(Extracted records)
*****

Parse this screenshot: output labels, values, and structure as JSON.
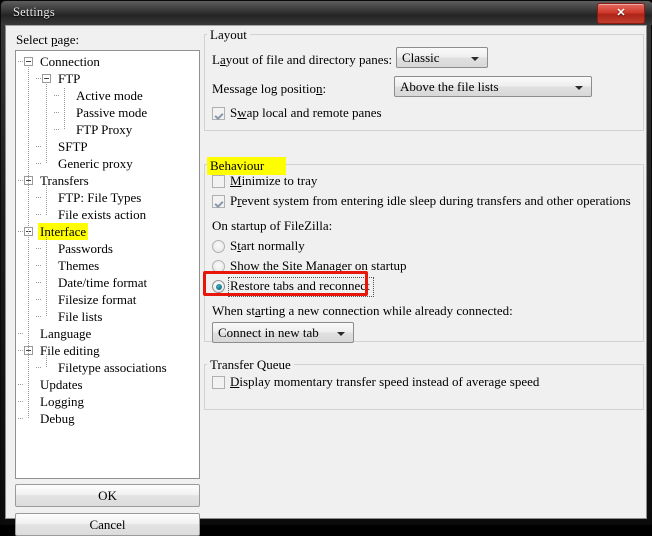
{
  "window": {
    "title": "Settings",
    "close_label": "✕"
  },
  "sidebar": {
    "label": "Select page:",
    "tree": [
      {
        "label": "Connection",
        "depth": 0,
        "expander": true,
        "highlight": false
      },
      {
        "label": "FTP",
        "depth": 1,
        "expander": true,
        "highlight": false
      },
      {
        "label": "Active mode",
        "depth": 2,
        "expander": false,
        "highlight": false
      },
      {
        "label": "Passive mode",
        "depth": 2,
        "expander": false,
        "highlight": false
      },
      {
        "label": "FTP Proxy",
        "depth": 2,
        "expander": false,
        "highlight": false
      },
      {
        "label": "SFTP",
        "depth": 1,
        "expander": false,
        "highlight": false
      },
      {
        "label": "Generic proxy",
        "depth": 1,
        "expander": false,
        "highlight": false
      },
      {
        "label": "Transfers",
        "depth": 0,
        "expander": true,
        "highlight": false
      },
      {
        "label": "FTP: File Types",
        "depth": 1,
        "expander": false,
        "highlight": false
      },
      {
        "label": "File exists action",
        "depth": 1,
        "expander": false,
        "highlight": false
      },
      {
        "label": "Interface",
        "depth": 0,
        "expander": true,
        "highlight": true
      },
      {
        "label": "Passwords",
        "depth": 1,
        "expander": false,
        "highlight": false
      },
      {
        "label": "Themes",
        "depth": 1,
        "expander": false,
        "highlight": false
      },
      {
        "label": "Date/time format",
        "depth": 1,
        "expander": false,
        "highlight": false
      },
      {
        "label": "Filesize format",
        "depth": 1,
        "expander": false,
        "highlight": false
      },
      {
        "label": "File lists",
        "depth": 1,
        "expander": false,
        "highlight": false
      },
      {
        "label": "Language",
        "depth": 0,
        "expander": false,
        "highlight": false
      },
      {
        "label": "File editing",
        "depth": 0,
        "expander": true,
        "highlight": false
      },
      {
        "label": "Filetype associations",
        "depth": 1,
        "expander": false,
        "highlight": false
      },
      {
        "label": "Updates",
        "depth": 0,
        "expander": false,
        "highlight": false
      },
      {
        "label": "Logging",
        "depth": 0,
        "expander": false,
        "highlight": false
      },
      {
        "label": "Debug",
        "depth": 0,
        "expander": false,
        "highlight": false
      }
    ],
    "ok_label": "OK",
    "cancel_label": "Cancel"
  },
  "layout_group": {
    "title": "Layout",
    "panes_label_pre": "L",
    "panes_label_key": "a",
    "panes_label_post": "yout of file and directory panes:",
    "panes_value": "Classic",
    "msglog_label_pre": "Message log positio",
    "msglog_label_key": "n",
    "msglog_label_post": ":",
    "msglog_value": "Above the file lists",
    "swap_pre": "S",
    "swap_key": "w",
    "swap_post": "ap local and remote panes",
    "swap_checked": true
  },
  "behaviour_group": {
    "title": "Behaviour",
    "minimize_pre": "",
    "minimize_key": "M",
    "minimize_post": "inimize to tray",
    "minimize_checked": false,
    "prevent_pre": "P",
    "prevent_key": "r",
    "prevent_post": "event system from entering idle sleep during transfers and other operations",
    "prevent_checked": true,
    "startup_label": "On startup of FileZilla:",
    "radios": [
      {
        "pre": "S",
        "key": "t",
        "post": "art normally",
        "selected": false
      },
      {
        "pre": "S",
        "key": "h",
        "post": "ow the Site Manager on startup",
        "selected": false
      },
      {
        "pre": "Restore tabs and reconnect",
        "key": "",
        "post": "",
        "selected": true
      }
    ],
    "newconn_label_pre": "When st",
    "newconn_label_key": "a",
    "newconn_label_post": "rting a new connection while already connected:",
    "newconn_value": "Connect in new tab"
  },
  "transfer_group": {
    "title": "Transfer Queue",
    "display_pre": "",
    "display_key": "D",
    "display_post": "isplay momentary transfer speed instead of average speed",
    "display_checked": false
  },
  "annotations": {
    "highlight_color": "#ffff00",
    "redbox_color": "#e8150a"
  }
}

*****

Task — Tally the lines in these entries that have the string "format" in them, then answer with the count and nothing else.

Result for this exercise — 2